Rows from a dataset
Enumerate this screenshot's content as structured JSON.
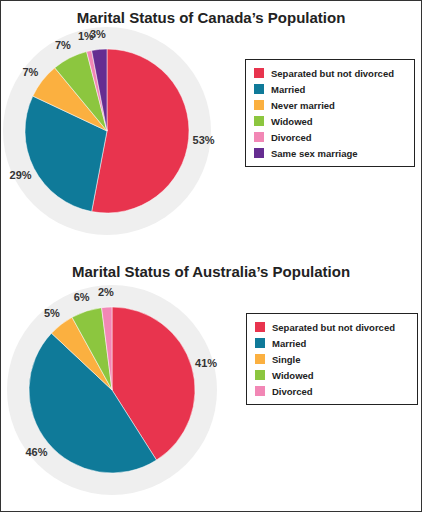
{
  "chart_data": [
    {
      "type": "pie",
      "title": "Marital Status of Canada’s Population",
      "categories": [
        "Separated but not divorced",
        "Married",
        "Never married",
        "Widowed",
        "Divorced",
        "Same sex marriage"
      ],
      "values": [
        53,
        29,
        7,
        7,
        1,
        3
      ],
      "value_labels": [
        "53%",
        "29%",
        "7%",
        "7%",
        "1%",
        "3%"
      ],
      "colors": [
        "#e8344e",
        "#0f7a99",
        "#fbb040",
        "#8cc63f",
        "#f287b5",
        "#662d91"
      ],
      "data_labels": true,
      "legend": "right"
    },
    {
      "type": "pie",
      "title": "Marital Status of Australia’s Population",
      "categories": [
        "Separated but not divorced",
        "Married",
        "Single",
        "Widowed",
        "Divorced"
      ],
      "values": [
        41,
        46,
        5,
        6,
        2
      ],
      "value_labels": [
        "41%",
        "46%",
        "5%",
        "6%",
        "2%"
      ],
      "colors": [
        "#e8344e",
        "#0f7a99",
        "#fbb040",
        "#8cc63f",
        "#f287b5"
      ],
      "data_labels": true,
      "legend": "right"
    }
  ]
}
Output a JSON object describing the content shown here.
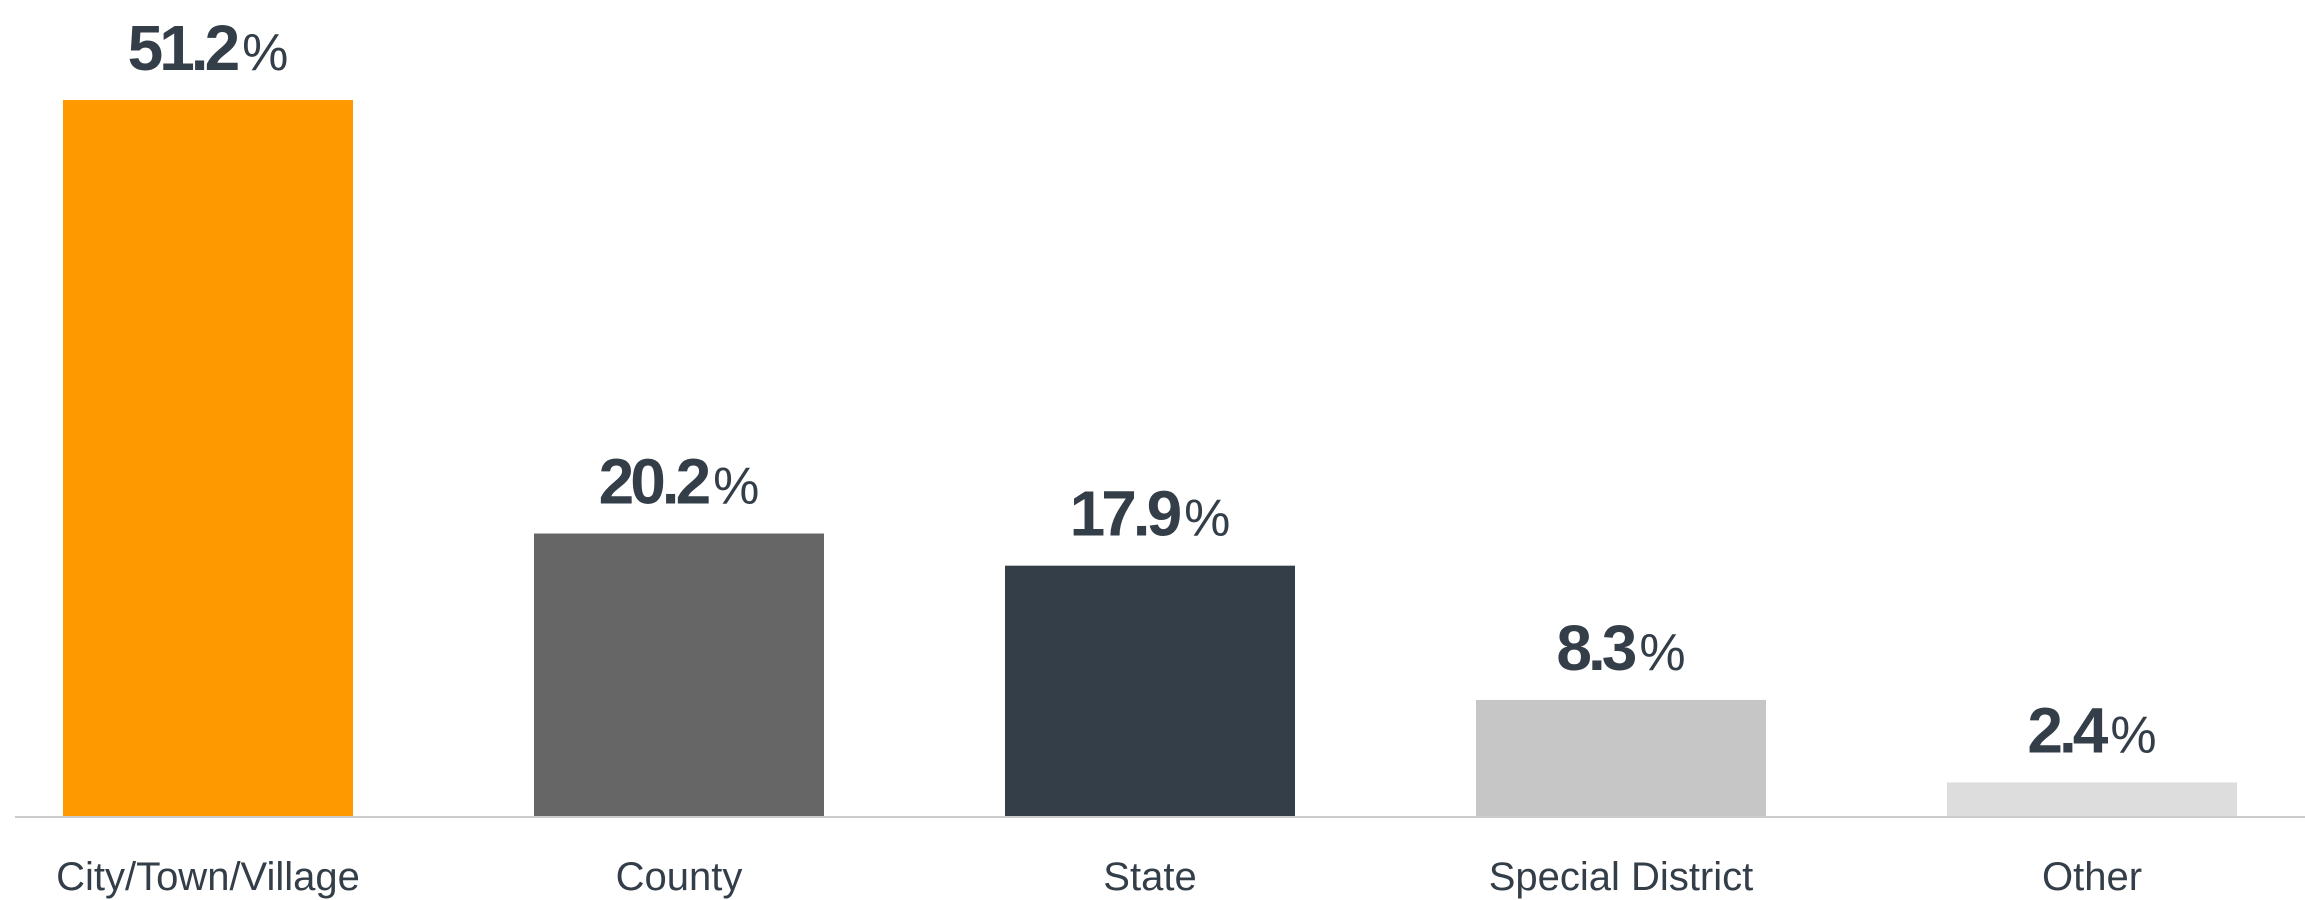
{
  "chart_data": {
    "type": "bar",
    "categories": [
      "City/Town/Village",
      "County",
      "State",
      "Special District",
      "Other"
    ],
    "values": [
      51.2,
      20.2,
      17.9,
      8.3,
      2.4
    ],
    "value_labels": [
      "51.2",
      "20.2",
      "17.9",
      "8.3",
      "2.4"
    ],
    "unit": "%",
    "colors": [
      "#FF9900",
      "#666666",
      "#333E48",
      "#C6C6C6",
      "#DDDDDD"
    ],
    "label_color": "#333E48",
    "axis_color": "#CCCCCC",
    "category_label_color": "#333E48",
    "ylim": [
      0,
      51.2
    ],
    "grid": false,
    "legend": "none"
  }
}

> Problem details
Report the number of lines in the listing where the string "Marital" appears, and nothing besides.

> Finished exercise
2